[Entries with figure data]
-- Begin --

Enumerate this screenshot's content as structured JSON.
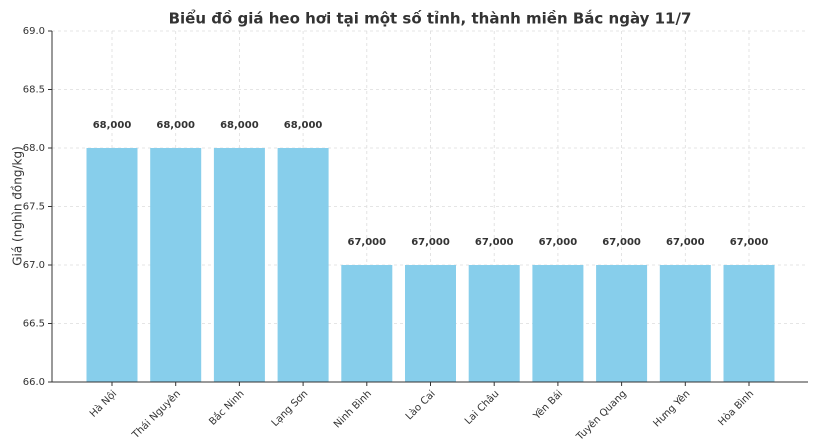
{
  "chart_data": {
    "type": "bar",
    "title": "Biểu đồ giá heo hơi tại một số tỉnh, thành miền Bắc ngày 11/7",
    "y_label": "Giá (nghìn đồng/kg)",
    "categories": [
      "Hà Nội",
      "Thái Nguyên",
      "Bắc Ninh",
      "Lạng Sơn",
      "Ninh Bình",
      "Lào Cai",
      "Lai Châu",
      "Yên Bái",
      "Tuyên Quang",
      "Hưng Yên",
      "Hòa Bình"
    ],
    "values": [
      68,
      68,
      68,
      68,
      67,
      67,
      67,
      67,
      67,
      67,
      67
    ],
    "value_labels": [
      "68,000",
      "68,000",
      "68,000",
      "68,000",
      "67,000",
      "67,000",
      "67,000",
      "67,000",
      "67,000",
      "67,000",
      "67,000"
    ],
    "color": "#87ceeb",
    "ylim": [
      66,
      69
    ],
    "yticks": [
      {
        "value": 66,
        "label": "66.0"
      },
      {
        "value": 66.5,
        "label": "66.5"
      },
      {
        "value": 67,
        "label": "67.0"
      },
      {
        "value": 67.5,
        "label": "67.5"
      },
      {
        "value": 68,
        "label": "68.0"
      },
      {
        "value": 68.5,
        "label": "68.5"
      },
      {
        "value": 69,
        "label": "69.0"
      }
    ],
    "grid": true
  }
}
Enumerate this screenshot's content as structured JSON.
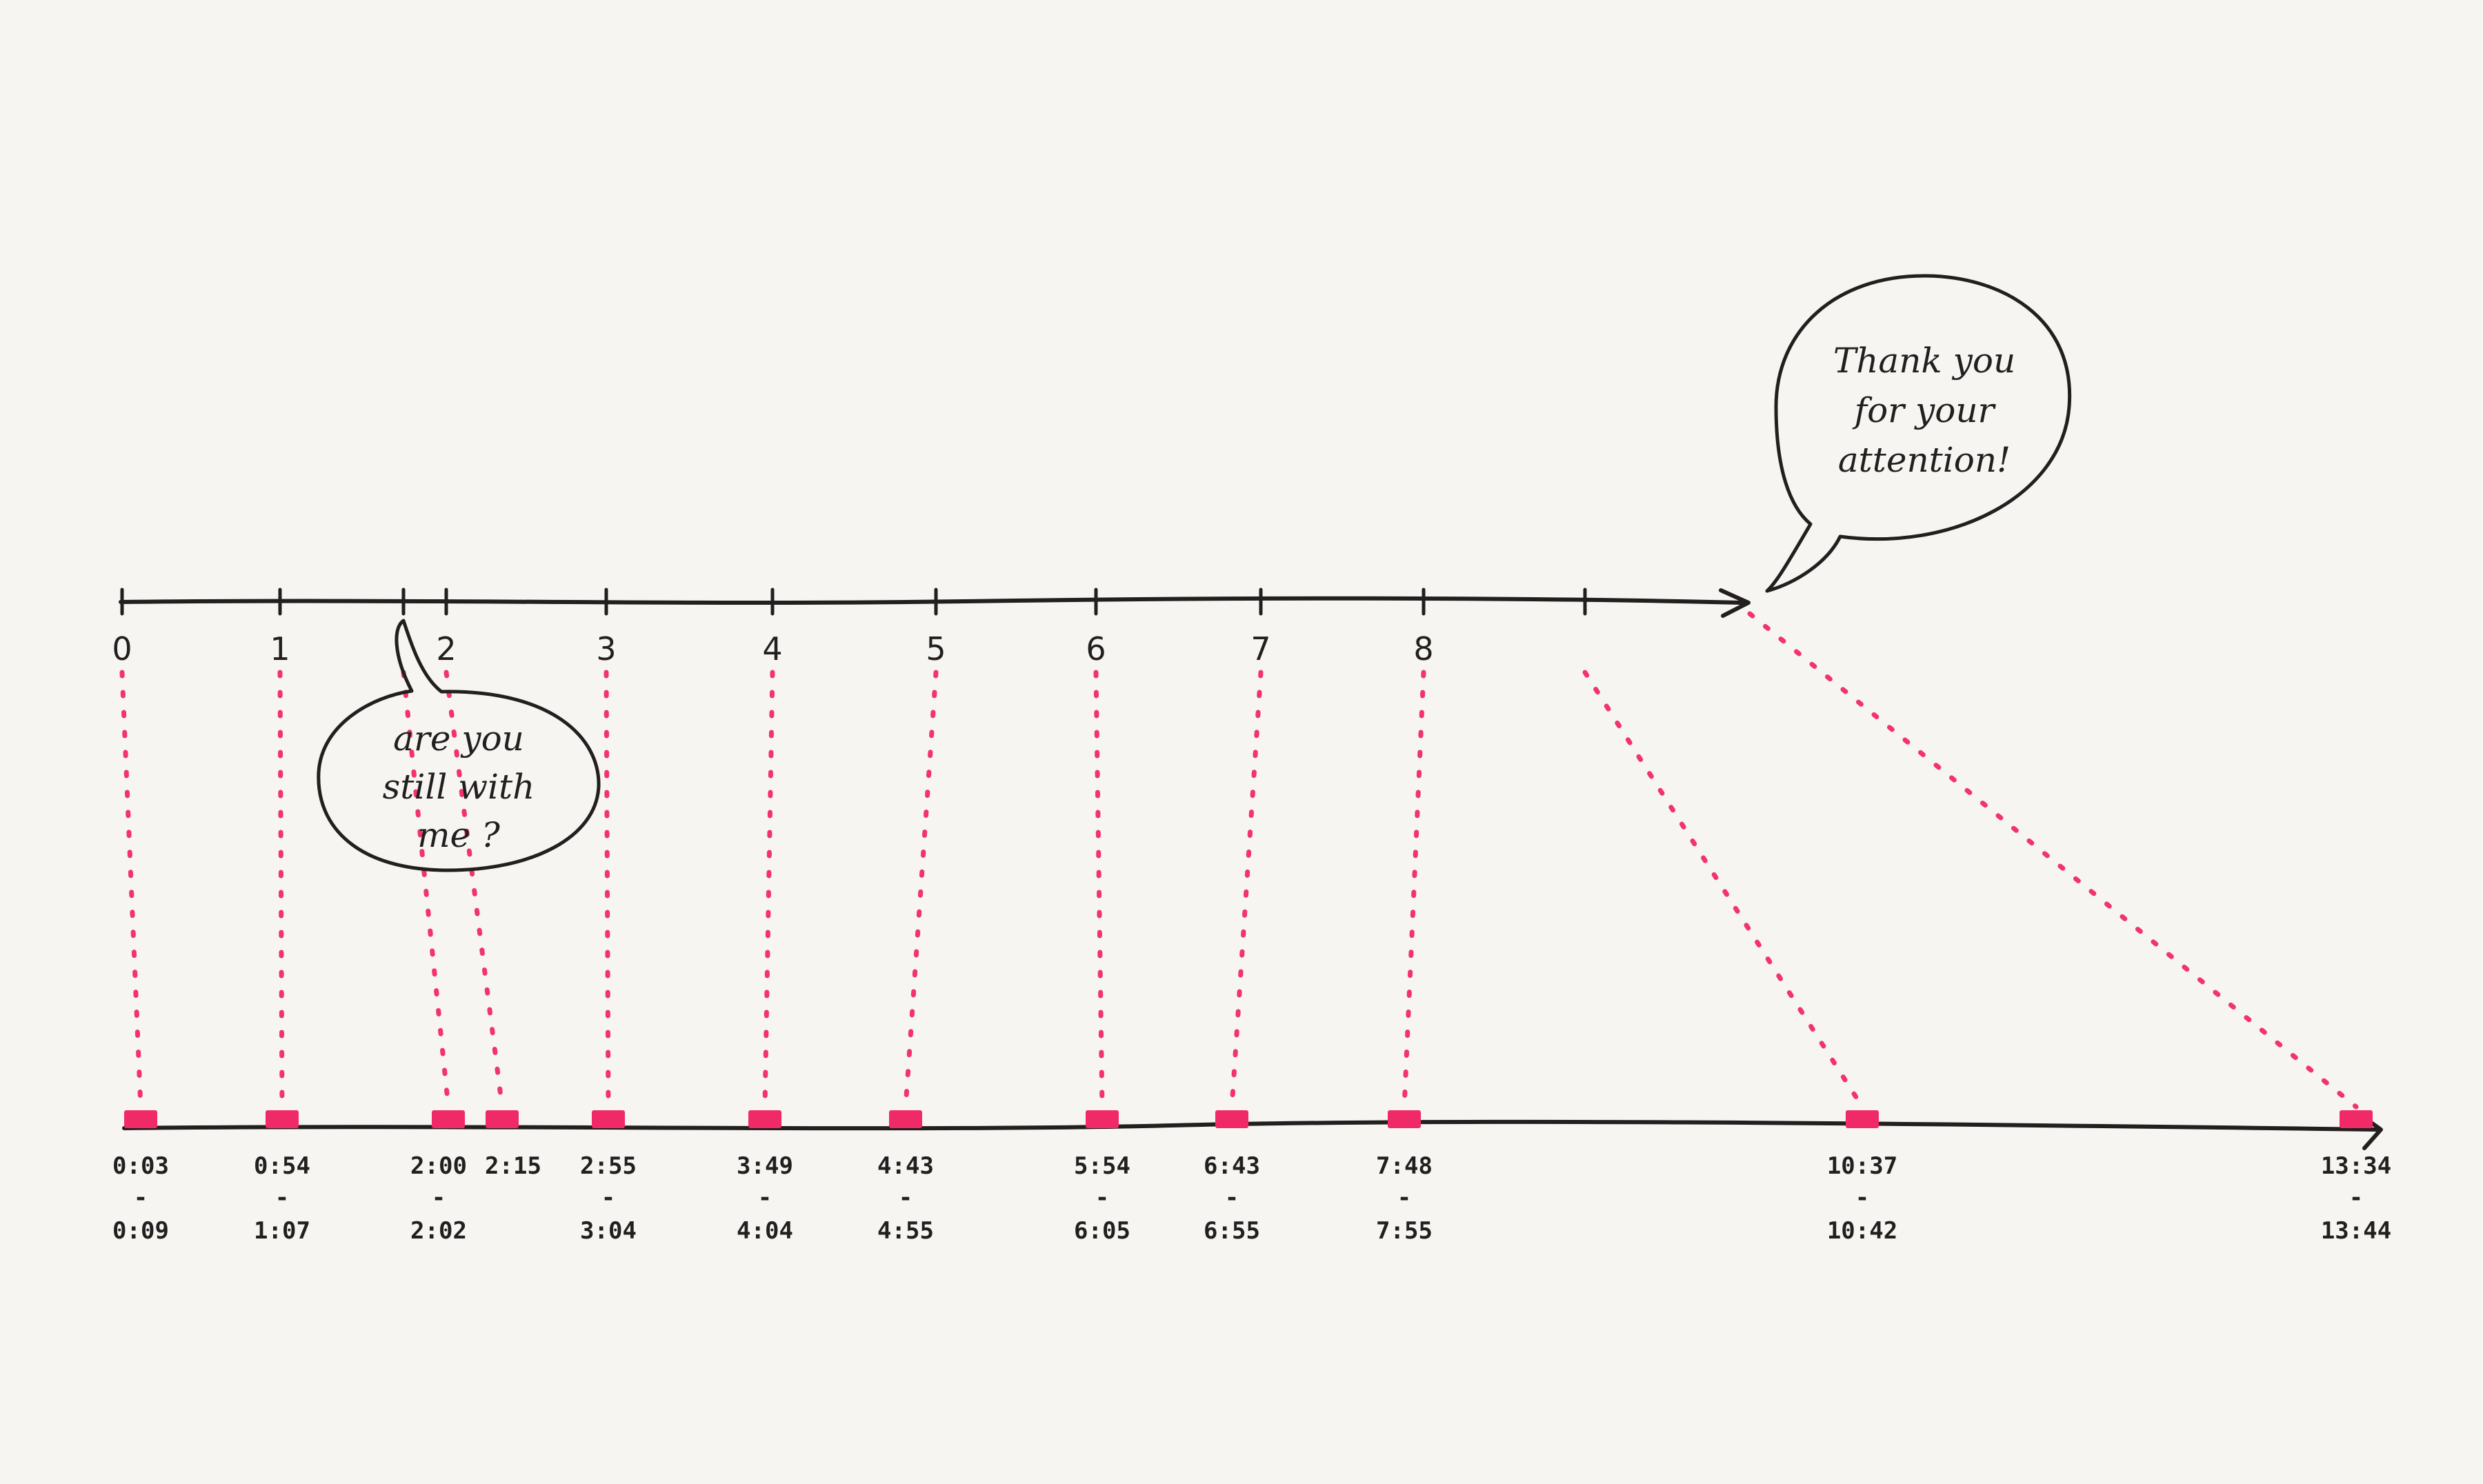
{
  "colors": {
    "paper": "#f6f5f2",
    "ink": "#231f20",
    "highlight": "#ef2a66"
  },
  "top_axis": {
    "ticks": [
      {
        "label": "0"
      },
      {
        "label": "1"
      },
      {
        "label": ""
      },
      {
        "label": "2"
      },
      {
        "label": "3"
      },
      {
        "label": "4"
      },
      {
        "label": "5"
      },
      {
        "label": "6"
      },
      {
        "label": "7"
      },
      {
        "label": "8"
      },
      {
        "label": ""
      }
    ]
  },
  "bottom_axis": {
    "marks": [
      {
        "start": "0:03",
        "dash": "-",
        "end": "0:09"
      },
      {
        "start": "0:54",
        "dash": "-",
        "end": "1:07"
      },
      {
        "start": "2:00",
        "dash": "-",
        "end": "2:02"
      },
      {
        "start": "2:15",
        "dash": "",
        "end": ""
      },
      {
        "start": "2:55",
        "dash": "-",
        "end": "3:04"
      },
      {
        "start": "3:49",
        "dash": "-",
        "end": "4:04"
      },
      {
        "start": "4:43",
        "dash": "-",
        "end": "4:55"
      },
      {
        "start": "5:54",
        "dash": "-",
        "end": "6:05"
      },
      {
        "start": "6:43",
        "dash": "-",
        "end": "6:55"
      },
      {
        "start": "7:48",
        "dash": "-",
        "end": "7:55"
      },
      {
        "start": "10:37",
        "dash": "-",
        "end": "10:42"
      },
      {
        "start": "13:34",
        "dash": "-",
        "end": "13:44"
      }
    ]
  },
  "bubbles": {
    "still_with_me": {
      "lines": [
        "are you",
        "still with",
        "me ?"
      ]
    },
    "thank_you": {
      "lines": [
        "Thank you",
        "for your",
        "attention!"
      ]
    }
  }
}
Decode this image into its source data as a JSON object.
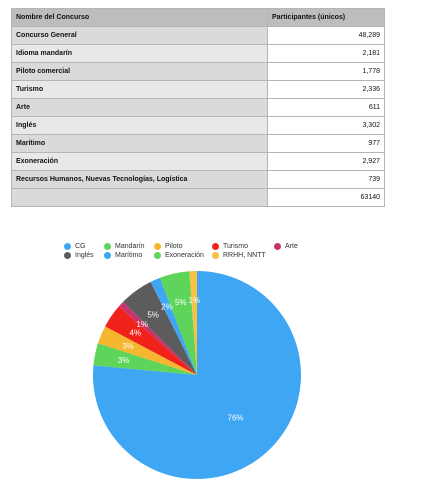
{
  "table": {
    "header_name": "Nombre del Concurso",
    "header_value": "Participantes (únicos)",
    "rows": [
      {
        "name": "Concurso General",
        "value": "48,289"
      },
      {
        "name": "Idioma mandarín",
        "value": "2,181"
      },
      {
        "name": "Piloto comercial",
        "value": "1,778"
      },
      {
        "name": "Turismo",
        "value": "2,336"
      },
      {
        "name": "Arte",
        "value": "611"
      },
      {
        "name": "Inglés",
        "value": "3,302"
      },
      {
        "name": "Marítimo",
        "value": "977"
      },
      {
        "name": "Exoneración",
        "value": "2,927"
      },
      {
        "name": "Recursos Humanos, Nuevas Tecnologías, Logística",
        "value": "739"
      }
    ],
    "total_label": "",
    "total_value": "63140"
  },
  "chart_data": {
    "type": "pie",
    "title": "",
    "slices": [
      {
        "label": "CG",
        "value": 48289,
        "pct_label": "76%",
        "color": "#3ea6f3"
      },
      {
        "label": "Mandarín",
        "value": 2181,
        "pct_label": "3%",
        "color": "#5fd45a"
      },
      {
        "label": "Piloto",
        "value": 1778,
        "pct_label": "3%",
        "color": "#f6b630"
      },
      {
        "label": "Turismo",
        "value": 2336,
        "pct_label": "4%",
        "color": "#f0221a"
      },
      {
        "label": "Arte",
        "value": 611,
        "pct_label": "1%",
        "color": "#c8336e"
      },
      {
        "label": "Inglés",
        "value": 3302,
        "pct_label": "5%",
        "color": "#5c5c5c"
      },
      {
        "label": "Marítimo",
        "value": 977,
        "pct_label": "2%",
        "color": "#3ea6f3"
      },
      {
        "label": "Exoneración",
        "value": 2927,
        "pct_label": "5%",
        "color": "#5fd45a"
      },
      {
        "label": "RRHH, NNTT",
        "value": 739,
        "pct_label": "1%",
        "color": "#f6c244"
      }
    ],
    "legend_position": "top"
  }
}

-- End --

Show the lines from the data above that contain the string "start".

Written response.
        "start": "0:03",
        "start": "0:54",
        "start": "2:00",
        "start": "2:15",
        "start": "2:55",
        "start": "3:49",
        "start": "4:43",
        "start": "5:54",
        "start": "6:43",
        "start": "7:48",
        "start": "10:37",
        "start": "13:34",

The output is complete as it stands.